### Task goal
Output the data that follows exactly, line for line.
[Start Exercise input]
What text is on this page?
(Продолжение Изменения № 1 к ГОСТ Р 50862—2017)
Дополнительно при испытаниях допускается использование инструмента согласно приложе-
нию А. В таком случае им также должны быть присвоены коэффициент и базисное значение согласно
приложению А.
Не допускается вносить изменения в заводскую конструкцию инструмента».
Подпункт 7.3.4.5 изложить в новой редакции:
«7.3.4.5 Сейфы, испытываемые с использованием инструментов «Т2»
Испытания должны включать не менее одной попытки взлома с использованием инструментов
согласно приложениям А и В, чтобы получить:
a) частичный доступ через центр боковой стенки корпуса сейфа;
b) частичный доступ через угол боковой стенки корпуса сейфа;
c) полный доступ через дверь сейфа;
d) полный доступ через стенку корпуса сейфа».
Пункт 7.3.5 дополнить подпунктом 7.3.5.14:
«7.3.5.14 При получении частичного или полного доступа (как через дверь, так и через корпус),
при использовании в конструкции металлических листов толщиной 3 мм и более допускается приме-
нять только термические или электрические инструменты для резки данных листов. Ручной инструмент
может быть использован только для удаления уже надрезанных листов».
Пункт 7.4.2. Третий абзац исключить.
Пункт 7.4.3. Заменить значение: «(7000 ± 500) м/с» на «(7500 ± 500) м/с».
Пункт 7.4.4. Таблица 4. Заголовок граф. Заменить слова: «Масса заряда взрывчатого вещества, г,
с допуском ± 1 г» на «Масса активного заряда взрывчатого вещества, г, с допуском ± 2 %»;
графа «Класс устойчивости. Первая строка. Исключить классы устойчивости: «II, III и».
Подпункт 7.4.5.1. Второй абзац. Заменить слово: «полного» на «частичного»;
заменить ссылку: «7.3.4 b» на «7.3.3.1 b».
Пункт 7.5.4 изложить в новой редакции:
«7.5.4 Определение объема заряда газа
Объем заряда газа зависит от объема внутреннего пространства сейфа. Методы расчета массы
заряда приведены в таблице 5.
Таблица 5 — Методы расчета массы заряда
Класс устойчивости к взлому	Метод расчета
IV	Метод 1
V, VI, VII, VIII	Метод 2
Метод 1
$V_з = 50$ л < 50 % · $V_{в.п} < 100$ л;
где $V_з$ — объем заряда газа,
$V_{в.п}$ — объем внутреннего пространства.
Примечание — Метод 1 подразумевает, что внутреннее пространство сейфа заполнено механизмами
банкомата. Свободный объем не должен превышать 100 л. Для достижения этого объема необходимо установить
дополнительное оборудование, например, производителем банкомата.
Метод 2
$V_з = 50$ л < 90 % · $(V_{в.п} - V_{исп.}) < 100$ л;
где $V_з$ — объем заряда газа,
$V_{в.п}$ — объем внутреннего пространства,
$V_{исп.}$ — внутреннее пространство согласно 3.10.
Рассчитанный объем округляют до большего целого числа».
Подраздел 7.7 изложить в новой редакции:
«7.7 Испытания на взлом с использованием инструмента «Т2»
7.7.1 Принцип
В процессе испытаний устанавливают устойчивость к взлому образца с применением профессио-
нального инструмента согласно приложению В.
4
[End Exercise input]
### Response
What text is on this page?
(Продолжение Изменения № 1 к ГОСТ Р 50862—2017)
Дополнительно при испытаниях допускается использование инструмента согласно приложе-
нию А. В таком случае им также должны быть присвоены коэффициент и базисное значение согласно
приложению А.
Не допускается вносить изменения в заводскую конструкцию инструмента».
Подпункт 7.3.4.5 изложить в новой редакции:
«7.3.4.5 Сейфы, испытываемые с использованием инструментов «Т2»
Испытания должны включать не менее одной попытки взлома с использованием инструментов
согласно приложениям А и В, чтобы получить:
a) частичный доступ через центр боковой стенки корпуса сейфа;
b) частичный доступ через угол боковой стенки корпуса сейфа;
c) полный доступ через дверь сейфа;
d) полный доступ через стенку корпуса сейфа».
Пункт 7.3.5 дополнить подпунктом 7.3.5.14:
«7.3.5.14 При получении частичного или полного доступа (как через дверь, так и через корпус),
при использовании в конструкции металлических листов толщиной 3 мм и более допускается приме-
нять только термические или электрические инструменты для резки данных листов. Ручной инструмент
может быть использован только для удаления уже надрезанных листов».
Пункт 7.4.2. Третий абзац исключить.
Пункт 7.4.3. Заменить значение: «(7000 ± 500) м/с» на «(7500 ± 500) м/с».
Пункт 7.4.4. Таблица 4. Заголовок граф. Заменить слова: «Масса заряда взрывчатого вещества, г,
с допуском ± 1 г» на «Масса активного заряда взрывчатого вещества, г, с допуском ± 2 %»;
графа «Класс устойчивости. Первая строка. Исключить классы устойчивости: «II, III и».
Подпункт 7.4.5.1. Второй абзац. Заменить слово: «полного» на «частичного»;
заменить ссылку: «7.3.4 b» на «7.3.3.1 b».
Пункт 7.5.4 изложить в новой редакции:
«7.5.4 Определение объема заряда газа
Объем заряда газа зависит от объема внутреннего пространства сейфа. Методы расчета массы
заряда приведены в таблице 5.
Таблица 5 — Методы расчета массы заряда
Класс устойчивости к взлому	Метод расчета
IV	Метод 1
V, VI, VII, VIII	Метод 2
Метод 1
$V_з = 50$ л < 50 % · $V_{в.п} < 100$ л;
где $V_з$ — объем заряда газа,
$V_{в.п}$ — объем внутреннего пространства.
Примечание — Метод 1 подразумевает, что внутреннее пространство сейфа заполнено механизмами
банкомата. Свободный объем не должен превышать 100 л. Для достижения этого объема необходимо установить
дополнительное оборудование, например, производителем банкомата.
Метод 2
$V_з = 50$ л < 90 % · $(V_{в.п} - V_{исп.}) < 100$ л;
где $V_з$ — объем заряда газа,
$V_{в.п}$ — объем внутреннего пространства,
$V_{исп.}$ — внутреннее пространство согласно 3.10.
Рассчитанный объем округляют до большего целого числа».
Подраздел 7.7 изложить в новой редакции:
«7.7 Испытания на взлом с использованием инструмента «Т2»
7.7.1 Принцип
В процессе испытаний устанавливают устойчивость к взлому образца с применением профессио-
нального инструмента согласно приложению В.
4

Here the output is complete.